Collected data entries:
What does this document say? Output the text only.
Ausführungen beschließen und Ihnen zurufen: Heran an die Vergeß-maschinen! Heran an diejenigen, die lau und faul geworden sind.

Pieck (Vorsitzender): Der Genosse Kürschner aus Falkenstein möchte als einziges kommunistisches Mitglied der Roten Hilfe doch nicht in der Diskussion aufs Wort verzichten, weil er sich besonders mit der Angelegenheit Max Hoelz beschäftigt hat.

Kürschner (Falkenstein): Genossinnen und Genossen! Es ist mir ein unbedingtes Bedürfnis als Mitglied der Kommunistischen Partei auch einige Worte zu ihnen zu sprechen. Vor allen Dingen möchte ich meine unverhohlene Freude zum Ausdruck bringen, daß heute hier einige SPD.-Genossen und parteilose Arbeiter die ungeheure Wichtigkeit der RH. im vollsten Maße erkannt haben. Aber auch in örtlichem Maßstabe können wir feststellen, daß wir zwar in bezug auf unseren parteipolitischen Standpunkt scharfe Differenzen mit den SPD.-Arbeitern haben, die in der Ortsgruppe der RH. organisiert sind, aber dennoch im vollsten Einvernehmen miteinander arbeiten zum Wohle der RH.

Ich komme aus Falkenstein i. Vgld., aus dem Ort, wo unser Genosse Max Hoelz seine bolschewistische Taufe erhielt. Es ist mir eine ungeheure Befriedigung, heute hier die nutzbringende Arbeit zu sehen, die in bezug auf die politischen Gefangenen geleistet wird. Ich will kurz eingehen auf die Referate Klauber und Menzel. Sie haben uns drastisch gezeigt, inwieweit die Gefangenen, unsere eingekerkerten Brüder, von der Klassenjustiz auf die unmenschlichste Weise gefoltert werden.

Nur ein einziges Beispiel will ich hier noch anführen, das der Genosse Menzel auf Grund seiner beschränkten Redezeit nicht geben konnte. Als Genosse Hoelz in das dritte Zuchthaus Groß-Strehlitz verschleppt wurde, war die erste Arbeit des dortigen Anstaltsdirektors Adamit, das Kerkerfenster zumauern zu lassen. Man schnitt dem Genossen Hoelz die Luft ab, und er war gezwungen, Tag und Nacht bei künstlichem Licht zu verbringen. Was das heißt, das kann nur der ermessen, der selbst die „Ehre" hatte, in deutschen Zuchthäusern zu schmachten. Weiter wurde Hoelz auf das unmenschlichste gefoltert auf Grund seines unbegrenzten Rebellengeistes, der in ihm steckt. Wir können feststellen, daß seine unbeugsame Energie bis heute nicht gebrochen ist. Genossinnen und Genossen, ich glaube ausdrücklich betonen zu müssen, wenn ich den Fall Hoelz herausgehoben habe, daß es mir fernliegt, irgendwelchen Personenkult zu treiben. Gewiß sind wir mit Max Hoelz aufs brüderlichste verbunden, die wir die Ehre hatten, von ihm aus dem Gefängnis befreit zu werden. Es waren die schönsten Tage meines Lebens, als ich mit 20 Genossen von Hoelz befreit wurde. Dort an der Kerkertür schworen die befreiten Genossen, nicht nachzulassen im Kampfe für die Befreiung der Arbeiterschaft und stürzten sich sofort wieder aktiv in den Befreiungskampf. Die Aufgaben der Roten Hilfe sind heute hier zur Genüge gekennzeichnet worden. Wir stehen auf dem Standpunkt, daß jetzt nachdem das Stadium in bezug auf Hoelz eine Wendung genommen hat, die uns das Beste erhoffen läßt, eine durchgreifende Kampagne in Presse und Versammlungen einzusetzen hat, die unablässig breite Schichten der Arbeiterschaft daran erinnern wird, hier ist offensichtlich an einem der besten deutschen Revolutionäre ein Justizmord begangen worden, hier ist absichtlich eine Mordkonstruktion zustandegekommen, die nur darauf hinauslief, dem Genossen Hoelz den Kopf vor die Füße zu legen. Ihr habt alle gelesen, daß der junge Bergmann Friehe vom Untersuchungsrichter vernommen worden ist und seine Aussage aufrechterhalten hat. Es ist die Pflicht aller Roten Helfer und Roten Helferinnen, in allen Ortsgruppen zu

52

TASK REQUIREMENTS: Write each record above out again exactly as it reads.

ANSWER FOR THE TASK:
What does this document say? Output the text only.
Ausführungen beschließen und Ihnen zurufen: Heran an die Vergeß-maschinen! Heran an diejenigen, die lau und faul geworden sind.

Pieck (Vorsitzender): Der Genosse Kürschner aus Falkenstein möchte als einziges kommunistisches Mitglied der Roten Hilfe doch nicht in der Diskussion aufs Wort verzichten, weil er sich besonders mit der Angelegenheit Max Hoelz beschäftigt hat.

Kürschner (Falkenstein): Genossinnen und Genossen! Es ist mir ein unbedingtes Bedürfnis als Mitglied der Kommunistischen Partei auch einige Worte zu ihnen zu sprechen. Vor allen Dingen möchte ich meine unverhohlene Freude zum Ausdruck bringen, daß heute hier einige SPD.-Genossen und parteilose Arbeiter die ungeheure Wichtigkeit der RH. im vollsten Maße erkannt haben. Aber auch in örtlichem Maßstabe können wir feststellen, daß wir zwar in bezug auf unseren parteipolitischen Standpunkt scharfe Differenzen mit den SPD.-Arbeitern haben, die in der Ortsgruppe der RH. organisiert sind, aber dennoch im vollsten Einvernehmen miteinander arbeiten zum Wohle der RH.

Ich komme aus Falkenstein i. Vgld., aus dem Ort, wo unser Genosse Max Hoelz seine bolschewistische Taufe erhielt. Es ist mir eine ungeheure Befriedigung, heute hier die nutzbringende Arbeit zu sehen, die in bezug auf die politischen Gefangenen geleistet wird. Ich will kurz eingehen auf die Referate Klauber und Menzel. Sie haben uns drastisch gezeigt, inwieweit die Gefangenen, unsere eingekerkerten Brüder, von der Klassenjustiz auf die unmenschlichste Weise gefoltert werden.

Nur ein einziges Beispiel will ich hier noch anführen, das der Genosse Menzel auf Grund seiner beschränkten Redezeit nicht geben konnte. Als Genosse Hoelz in das dritte Zuchthaus Groß-Strehlitz verschleppt wurde, war die erste Arbeit des dortigen Anstaltsdirektors Adamit, das Kerkerfenster zumauern zu lassen. Man schnitt dem Genossen Hoelz die Luft ab, und er war gezwungen, Tag und Nacht bei künstlichem Licht zu verbringen. Was das heißt, das kann nur der ermessen, der selbst die „Ehre" hatte, in deutschen Zuchthäusern zu schmachten. Weiter wurde Hoelz auf das unmenschlichste gefoltert auf Grund seines unbegrenzten Rebellengeistes, der in ihm steckt. Wir können feststellen, daß seine unbeugsame Energie bis heute nicht gebrochen ist. Genossinnen und Genossen, ich glaube ausdrücklich betonen zu müssen, wenn ich den Fall Hoelz herausgehoben habe, daß es mir fernliegt, irgendwelchen Personenkult zu treiben. Gewiß sind wir mit Max Hoelz aufs brüderlichste verbunden, die wir die Ehre hatten, von ihm aus dem Gefängnis befreit zu werden. Es waren die schönsten Tage meines Lebens, als ich mit 20 Genossen von Hoelz befreit wurde. Dort an der Kerkertür schworen die befreiten Genossen, nicht nachzulassen im Kampfe für die Befreiung der Arbeiterschaft und stürzten sich sofort wieder aktiv in den Befreiungskampf. Die Aufgaben der Roten Hilfe sind heute hier zur Genüge gekennzeichnet worden. Wir stehen auf dem Standpunkt, daß jetzt nachdem das Stadium in bezug auf Hoelz eine Wendung genommen hat, die uns das Beste erhoffen läßt, eine durchgreifende Kampagne in Presse und Versammlungen einzusetzen hat, die unablässig breite Schichten der Arbeiterschaft daran erinnern wird, hier ist offensichtlich an einem der besten deutschen Revolutionäre ein Justizmord begangen worden, hier ist absichtlich eine Mordkonstruktion zustandegekommen, die nur darauf hinauslief, dem Genossen Hoelz den Kopf vor die Füße zu legen. Ihr habt alle gelesen, daß der junge Bergmann Friehe vom Untersuchungsrichter vernommen worden ist und seine Aussage aufrechterhalten hat. Es ist die Pflicht aller Roten Helfer und Roten Helferinnen, in allen Ortsgruppen zu

52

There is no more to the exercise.